## Task objective
From the listing below, pull out every line where the string "処分の取消しの訴えは" appears.

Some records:
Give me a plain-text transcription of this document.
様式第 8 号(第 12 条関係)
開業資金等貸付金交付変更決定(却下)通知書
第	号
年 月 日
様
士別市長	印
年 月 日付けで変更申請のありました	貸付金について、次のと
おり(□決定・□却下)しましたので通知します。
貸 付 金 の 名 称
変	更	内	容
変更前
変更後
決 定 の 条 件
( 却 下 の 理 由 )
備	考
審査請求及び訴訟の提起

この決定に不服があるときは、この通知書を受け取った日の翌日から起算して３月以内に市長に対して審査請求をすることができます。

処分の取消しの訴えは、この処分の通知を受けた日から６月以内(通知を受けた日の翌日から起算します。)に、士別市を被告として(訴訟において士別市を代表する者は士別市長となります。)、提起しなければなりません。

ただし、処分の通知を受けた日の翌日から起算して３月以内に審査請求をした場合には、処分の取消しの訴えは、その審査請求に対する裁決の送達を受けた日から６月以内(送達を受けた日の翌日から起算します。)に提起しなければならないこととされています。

## Finished task
処分の取消しの訴えは、この処分の通知を受けた日から６月以内(通知を受けた日の翌日から起算します。)に、士別市を被告として(訴訟において士別市を代表する者は士別市長となります。)、提起しなければなりません。
ただし、処分の通知を受けた日の翌日から起算して３月以内に審査請求をした場合には、処分の取消しの訴えは、その審査請求に対する裁決の送達を受けた日から６月以内(送達を受けた日の翌日から起算します。)に提起しなければならないこととされています。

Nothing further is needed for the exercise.